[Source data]

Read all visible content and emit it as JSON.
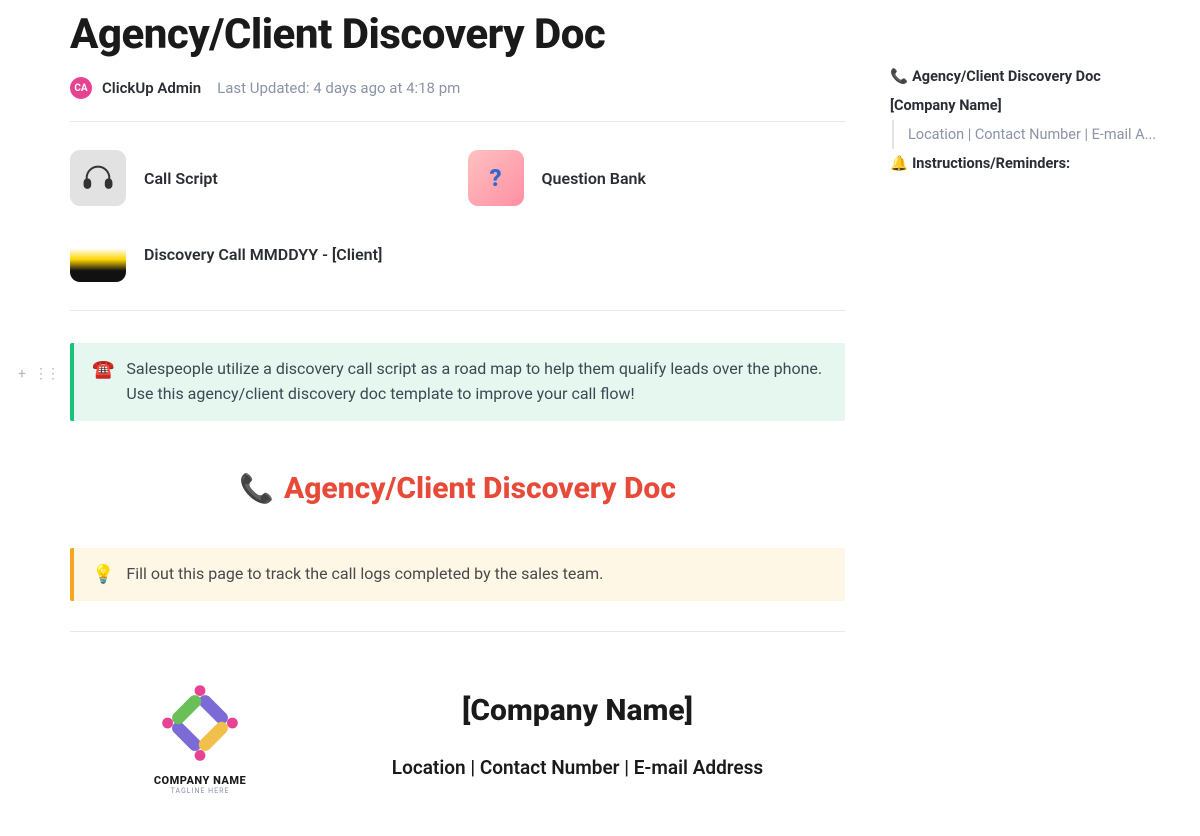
{
  "header": {
    "title": "Agency/Client Discovery Doc",
    "author_initials": "CA",
    "author_name": "ClickUp Admin",
    "updated_label": "Last Updated:",
    "updated_value": "4 days ago at 4:18 pm"
  },
  "subpages": [
    {
      "label": "Call Script",
      "icon": "headset"
    },
    {
      "label": "Question Bank",
      "icon": "question"
    },
    {
      "label": "Discovery Call MMDDYY - [Client]",
      "icon": "stack"
    }
  ],
  "callout_green": {
    "icon": "☎️",
    "text": "Salespeople utilize a discovery call script as a road map to help them qualify leads over the phone. Use this agency/client discovery doc template to improve your call flow!"
  },
  "doc_heading": {
    "icon": "📞",
    "text": "Agency/Client Discovery Doc"
  },
  "callout_yellow": {
    "icon": "💡",
    "text": "Fill out this page to track the call logs completed by the sales team."
  },
  "company": {
    "logo_name": "COMPANY NAME",
    "logo_tagline": "TAGLINE HERE",
    "name": "[Company Name]",
    "contact": "Location | Contact Number | E-mail Address"
  },
  "outline": {
    "items": [
      {
        "emoji": "📞",
        "label": "Agency/Client Discovery Doc",
        "bold": true
      },
      {
        "label": "[Company Name]",
        "bold": true
      },
      {
        "label": "Location | Contact Number | E-mail A...",
        "sub": true
      },
      {
        "emoji": "🔔",
        "label": "Instructions/Reminders:",
        "bold": true
      }
    ]
  }
}
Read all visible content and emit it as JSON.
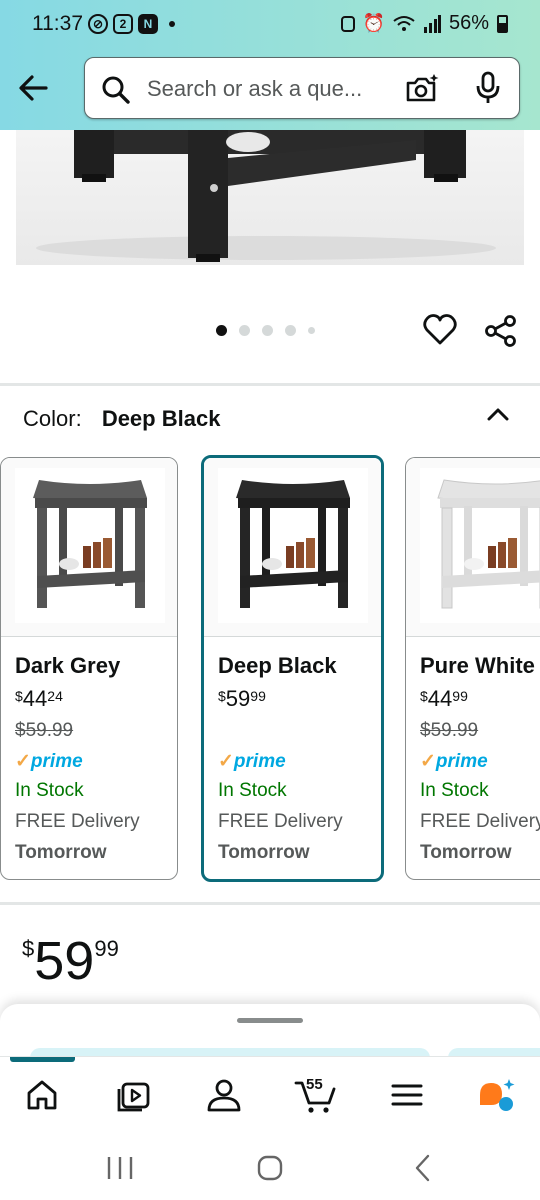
{
  "status_bar": {
    "time": "11:37",
    "battery": "56%"
  },
  "search": {
    "placeholder": "Search or ask a que..."
  },
  "icons": {
    "back": "arrow-left",
    "search": "magnifier",
    "camera": "camera-sparkle",
    "mic": "microphone",
    "wishlist": "heart-outline",
    "share": "share-nodes",
    "collapse": "chevron-up"
  },
  "carousel": {
    "total": 5,
    "active_index": 0
  },
  "color_selector": {
    "label": "Color:",
    "selected": "Deep Black"
  },
  "variants": [
    {
      "name": "Dark Grey",
      "price_symbol": "$",
      "price_whole": "44",
      "price_cents": "24",
      "list_price": "$59.99",
      "prime": "prime",
      "stock": "In Stock",
      "delivery": "FREE Delivery",
      "delivery_day": "Tomorrow",
      "selected": false
    },
    {
      "name": "Deep Black",
      "price_symbol": "$",
      "price_whole": "59",
      "price_cents": "99",
      "list_price": "",
      "prime": "prime",
      "stock": "In Stock",
      "delivery": "FREE Delivery",
      "delivery_day": "Tomorrow",
      "selected": true
    },
    {
      "name": "Pure White",
      "price_symbol": "$",
      "price_whole": "44",
      "price_cents": "99",
      "list_price": "$59.99",
      "prime": "prime",
      "stock": "In Stock",
      "delivery": "FREE Delivery",
      "delivery_day": "Tomorrow",
      "selected": false
    }
  ],
  "price": {
    "symbol": "$",
    "whole": "59",
    "cents": "99"
  },
  "bottom_nav": {
    "items": [
      "home",
      "video",
      "account",
      "cart",
      "menu",
      "rufus"
    ],
    "cart_count": "55",
    "active": "home"
  },
  "colors": {
    "accent": "#0c6b7a",
    "stock_green": "#007600",
    "prime_blue": "#00a8e1",
    "header_gradient_start": "#86d9e4",
    "header_gradient_end": "#a6e6cf"
  }
}
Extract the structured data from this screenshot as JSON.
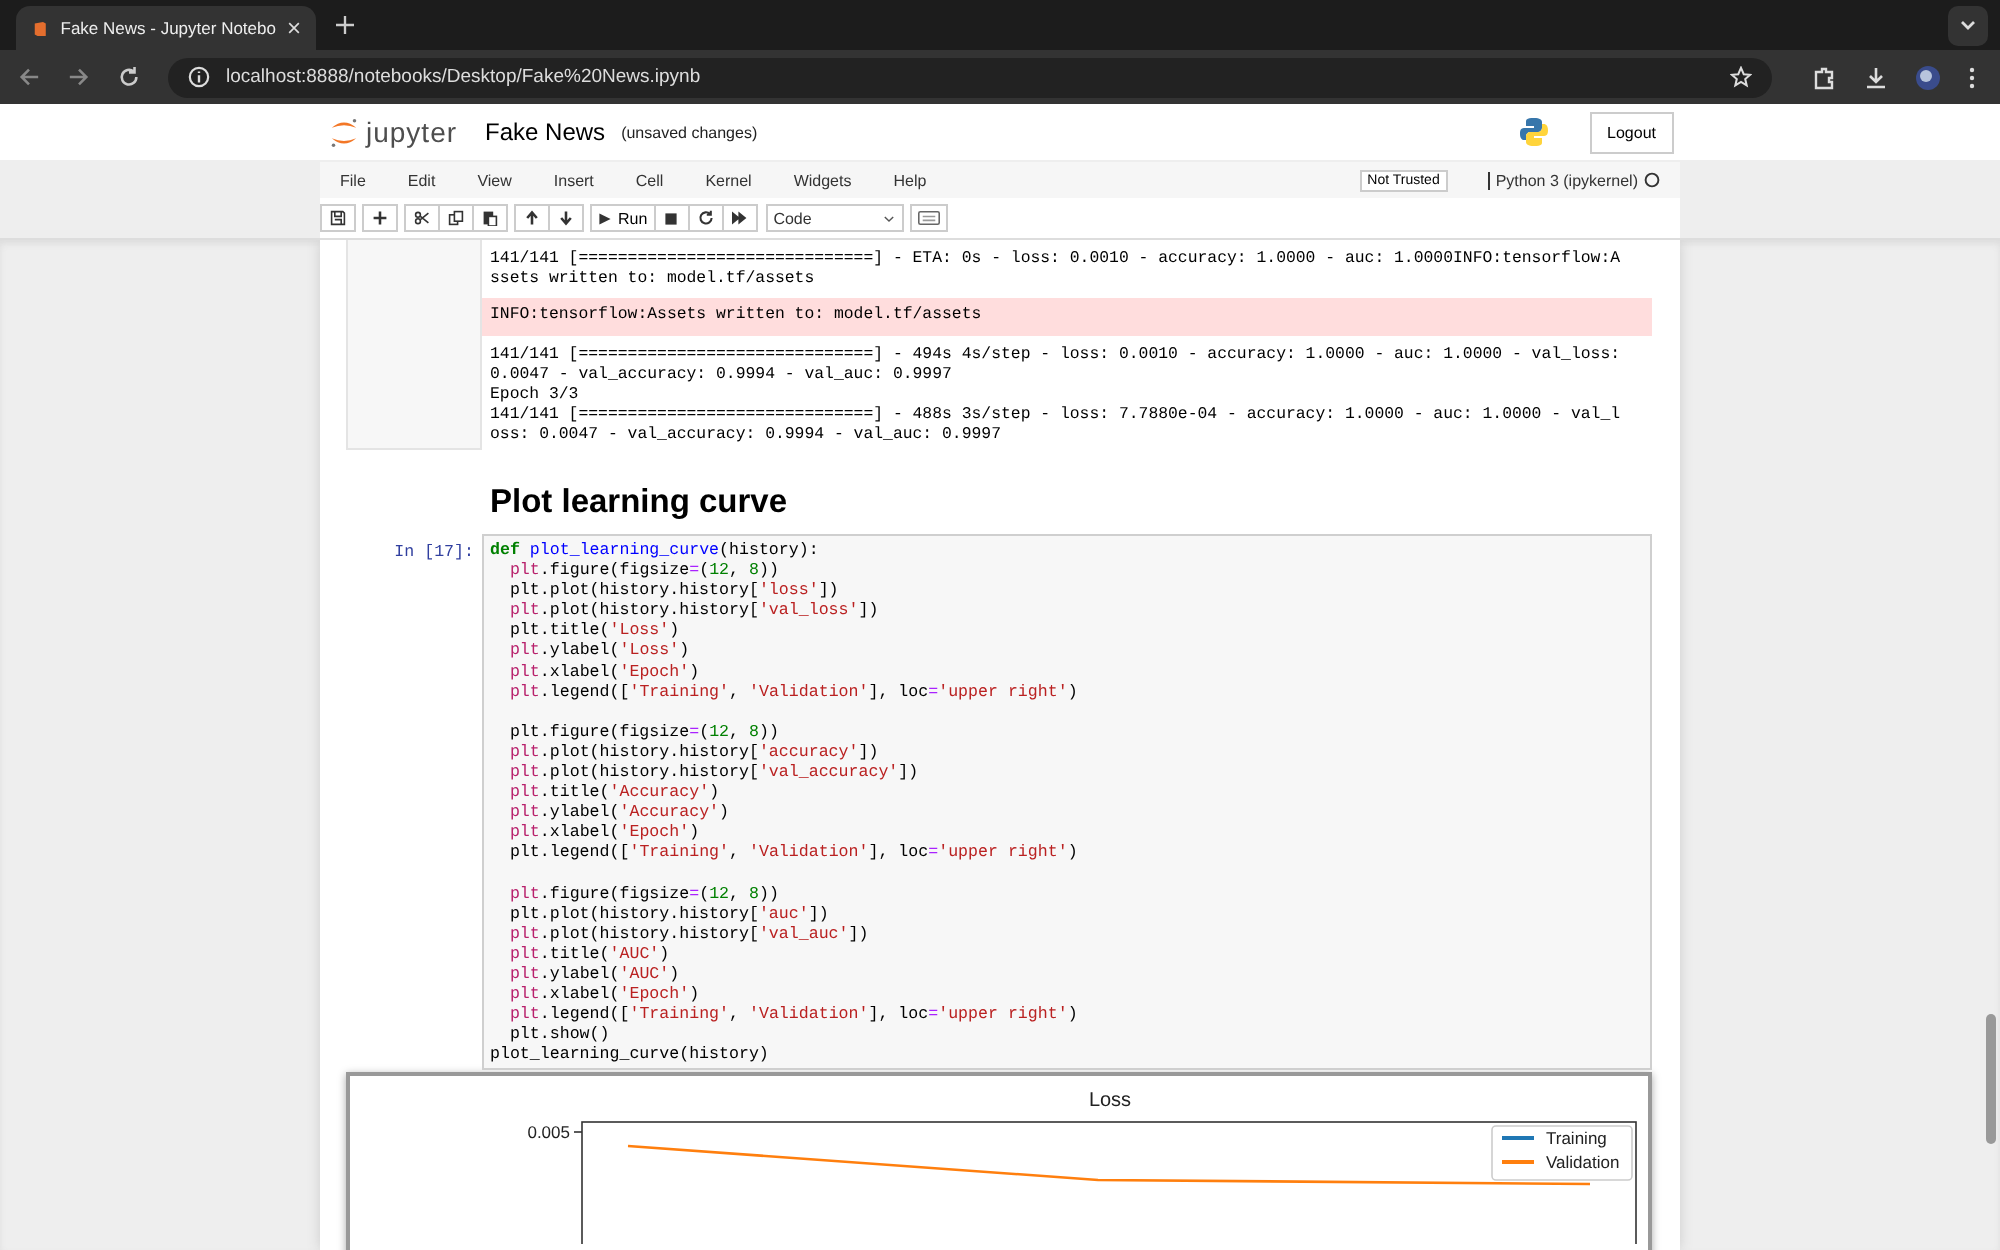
{
  "browser": {
    "tab_title": "Fake News - Jupyter Notebo",
    "url": "localhost:8888/notebooks/Desktop/Fake%20News.ipynb"
  },
  "header": {
    "logo_text": "jupyter",
    "notebook_name": "Fake News",
    "save_status": "(unsaved changes)",
    "logout": "Logout"
  },
  "menu": [
    "File",
    "Edit",
    "View",
    "Insert",
    "Cell",
    "Kernel",
    "Widgets",
    "Help"
  ],
  "trust": "Not Trusted",
  "kernel": {
    "name": "Python 3 (ipykernel)",
    "busy": false
  },
  "toolbar": {
    "run": "Run",
    "cell_type": "Code"
  },
  "output": {
    "lines": [
      {
        "kind": "stdout",
        "text": "141/141 [==============================] - ETA: 0s - loss: 0.0010 - accuracy: 1.0000 - auc: 1.0000INFO:tensorflow:A"
      },
      {
        "kind": "stdout",
        "text": "ssets written to: model.tf/assets"
      },
      {
        "kind": "stderr",
        "text": "INFO:tensorflow:Assets written to: model.tf/assets"
      },
      {
        "kind": "stdout",
        "text": "141/141 [==============================] - 494s 4s/step - loss: 0.0010 - accuracy: 1.0000 - auc: 1.0000 - val_loss:"
      },
      {
        "kind": "stdout",
        "text": "0.0047 - val_accuracy: 0.9994 - val_auc: 0.9997"
      },
      {
        "kind": "stdout",
        "text": "Epoch 3/3"
      },
      {
        "kind": "stdout",
        "text": "141/141 [==============================] - 488s 3s/step - loss: 7.7880e-04 - accuracy: 1.0000 - auc: 1.0000 - val_l"
      },
      {
        "kind": "stdout",
        "text": "oss: 0.0047 - val_accuracy: 0.9994 - val_auc: 0.9997"
      }
    ]
  },
  "heading": "Plot learning curve",
  "code_cell": {
    "prompt": "In [17]:",
    "lines": [
      {
        "kind": "code",
        "tokens": [
          {
            "kind": "k",
            "text": "def "
          },
          {
            "kind": "f",
            "text": "plot_learning_curve"
          },
          {
            "kind": "p",
            "text": "(history):"
          }
        ]
      },
      {
        "kind": "code",
        "tokens": [
          {
            "kind": "v",
            "text": "  plt"
          },
          {
            "kind": "p",
            "text": ".figure(figsize"
          },
          {
            "kind": "o",
            "text": "="
          },
          {
            "kind": "p",
            "text": "("
          },
          {
            "kind": "n",
            "text": "12"
          },
          {
            "kind": "p",
            "text": ", "
          },
          {
            "kind": "n",
            "text": "8"
          },
          {
            "kind": "p",
            "text": "))"
          }
        ]
      },
      {
        "kind": "code",
        "tokens": [
          {
            "kind": "p",
            "text": "  plt.plot(history.history["
          },
          {
            "kind": "s",
            "text": "'loss'"
          },
          {
            "kind": "p",
            "text": "])"
          }
        ]
      },
      {
        "kind": "code",
        "tokens": [
          {
            "kind": "v",
            "text": "  plt"
          },
          {
            "kind": "p",
            "text": ".plot(history.history["
          },
          {
            "kind": "s",
            "text": "'val_loss'"
          },
          {
            "kind": "p",
            "text": "])"
          }
        ]
      },
      {
        "kind": "code",
        "tokens": [
          {
            "kind": "p",
            "text": "  plt.title("
          },
          {
            "kind": "s",
            "text": "'Loss'"
          },
          {
            "kind": "p",
            "text": ")"
          }
        ]
      },
      {
        "kind": "code",
        "tokens": [
          {
            "kind": "v",
            "text": "  plt"
          },
          {
            "kind": "p",
            "text": ".ylabel("
          },
          {
            "kind": "s",
            "text": "'Loss'"
          },
          {
            "kind": "p",
            "text": ")"
          }
        ]
      },
      {
        "kind": "code",
        "tokens": [
          {
            "kind": "v",
            "text": "  plt"
          },
          {
            "kind": "p",
            "text": ".xlabel("
          },
          {
            "kind": "s",
            "text": "'Epoch'"
          },
          {
            "kind": "p",
            "text": ")"
          }
        ]
      },
      {
        "kind": "code",
        "tokens": [
          {
            "kind": "v",
            "text": "  plt"
          },
          {
            "kind": "p",
            "text": ".legend(["
          },
          {
            "kind": "s",
            "text": "'Training'"
          },
          {
            "kind": "p",
            "text": ", "
          },
          {
            "kind": "s",
            "text": "'Validation'"
          },
          {
            "kind": "p",
            "text": "], loc"
          },
          {
            "kind": "o",
            "text": "="
          },
          {
            "kind": "s",
            "text": "'upper right'"
          },
          {
            "kind": "p",
            "text": ")"
          }
        ]
      },
      {
        "kind": "blank"
      },
      {
        "kind": "code",
        "tokens": [
          {
            "kind": "p",
            "text": "  plt.figure(figsize"
          },
          {
            "kind": "o",
            "text": "="
          },
          {
            "kind": "p",
            "text": "("
          },
          {
            "kind": "n",
            "text": "12"
          },
          {
            "kind": "p",
            "text": ", "
          },
          {
            "kind": "n",
            "text": "8"
          },
          {
            "kind": "p",
            "text": "))"
          }
        ]
      },
      {
        "kind": "code",
        "tokens": [
          {
            "kind": "v",
            "text": "  plt"
          },
          {
            "kind": "p",
            "text": ".plot(history.history["
          },
          {
            "kind": "s",
            "text": "'accuracy'"
          },
          {
            "kind": "p",
            "text": "])"
          }
        ]
      },
      {
        "kind": "code",
        "tokens": [
          {
            "kind": "v",
            "text": "  plt"
          },
          {
            "kind": "p",
            "text": ".plot(history.history["
          },
          {
            "kind": "s",
            "text": "'val_accuracy'"
          },
          {
            "kind": "p",
            "text": "])"
          }
        ]
      },
      {
        "kind": "code",
        "tokens": [
          {
            "kind": "v",
            "text": "  plt"
          },
          {
            "kind": "p",
            "text": ".title("
          },
          {
            "kind": "s",
            "text": "'Accuracy'"
          },
          {
            "kind": "p",
            "text": ")"
          }
        ]
      },
      {
        "kind": "code",
        "tokens": [
          {
            "kind": "v",
            "text": "  plt"
          },
          {
            "kind": "p",
            "text": ".ylabel("
          },
          {
            "kind": "s",
            "text": "'Accuracy'"
          },
          {
            "kind": "p",
            "text": ")"
          }
        ]
      },
      {
        "kind": "code",
        "tokens": [
          {
            "kind": "v",
            "text": "  plt"
          },
          {
            "kind": "p",
            "text": ".xlabel("
          },
          {
            "kind": "s",
            "text": "'Epoch'"
          },
          {
            "kind": "p",
            "text": ")"
          }
        ]
      },
      {
        "kind": "code",
        "tokens": [
          {
            "kind": "p",
            "text": "  plt.legend(["
          },
          {
            "kind": "s",
            "text": "'Training'"
          },
          {
            "kind": "p",
            "text": ", "
          },
          {
            "kind": "s",
            "text": "'Validation'"
          },
          {
            "kind": "p",
            "text": "], loc"
          },
          {
            "kind": "o",
            "text": "="
          },
          {
            "kind": "s",
            "text": "'upper right'"
          },
          {
            "kind": "p",
            "text": ")"
          }
        ]
      },
      {
        "kind": "blank"
      },
      {
        "kind": "code",
        "tokens": [
          {
            "kind": "v",
            "text": "  plt"
          },
          {
            "kind": "p",
            "text": ".figure(figsize"
          },
          {
            "kind": "o",
            "text": "="
          },
          {
            "kind": "p",
            "text": "("
          },
          {
            "kind": "n",
            "text": "12"
          },
          {
            "kind": "p",
            "text": ", "
          },
          {
            "kind": "n",
            "text": "8"
          },
          {
            "kind": "p",
            "text": "))"
          }
        ]
      },
      {
        "kind": "code",
        "tokens": [
          {
            "kind": "p",
            "text": "  plt.plot(history.history["
          },
          {
            "kind": "s",
            "text": "'auc'"
          },
          {
            "kind": "p",
            "text": "])"
          }
        ]
      },
      {
        "kind": "code",
        "tokens": [
          {
            "kind": "v",
            "text": "  plt"
          },
          {
            "kind": "p",
            "text": ".plot(history.history["
          },
          {
            "kind": "s",
            "text": "'val_auc'"
          },
          {
            "kind": "p",
            "text": "])"
          }
        ]
      },
      {
        "kind": "code",
        "tokens": [
          {
            "kind": "v",
            "text": "  plt"
          },
          {
            "kind": "p",
            "text": ".title("
          },
          {
            "kind": "s",
            "text": "'AUC'"
          },
          {
            "kind": "p",
            "text": ")"
          }
        ]
      },
      {
        "kind": "code",
        "tokens": [
          {
            "kind": "v",
            "text": "  plt"
          },
          {
            "kind": "p",
            "text": ".ylabel("
          },
          {
            "kind": "s",
            "text": "'AUC'"
          },
          {
            "kind": "p",
            "text": ")"
          }
        ]
      },
      {
        "kind": "code",
        "tokens": [
          {
            "kind": "v",
            "text": "  plt"
          },
          {
            "kind": "p",
            "text": ".xlabel("
          },
          {
            "kind": "s",
            "text": "'Epoch'"
          },
          {
            "kind": "p",
            "text": ")"
          }
        ]
      },
      {
        "kind": "code",
        "tokens": [
          {
            "kind": "v",
            "text": "  plt"
          },
          {
            "kind": "p",
            "text": ".legend(["
          },
          {
            "kind": "s",
            "text": "'Training'"
          },
          {
            "kind": "p",
            "text": ", "
          },
          {
            "kind": "s",
            "text": "'Validation'"
          },
          {
            "kind": "p",
            "text": "], loc"
          },
          {
            "kind": "o",
            "text": "="
          },
          {
            "kind": "s",
            "text": "'upper right'"
          },
          {
            "kind": "p",
            "text": ")"
          }
        ]
      },
      {
        "kind": "code",
        "tokens": [
          {
            "kind": "p",
            "text": "  plt.show()"
          }
        ]
      },
      {
        "kind": "code",
        "tokens": [
          {
            "kind": "p",
            "text": "plot_learning_curve(history)"
          }
        ]
      }
    ]
  },
  "figure": {
    "title": "Loss",
    "ytick": "0.005",
    "legend": [
      {
        "label": "Training",
        "color": "#1f77b4"
      },
      {
        "label": "Validation",
        "color": "#ff7f0e"
      }
    ]
  }
}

__What is expected__. Find every line that holds "step" and copy it.

__Complete response__.
        "text": "141/141 [==============================] - 494s 4s/step - loss: 0.0010 - accuracy: 1.0000 - auc: 1.0000 - val_loss:"
        "text": "141/141 [==============================] - 488s 3s/step - loss: 7.7880e-04 - accuracy: 1.0000 - auc: 1.0000 - val_l"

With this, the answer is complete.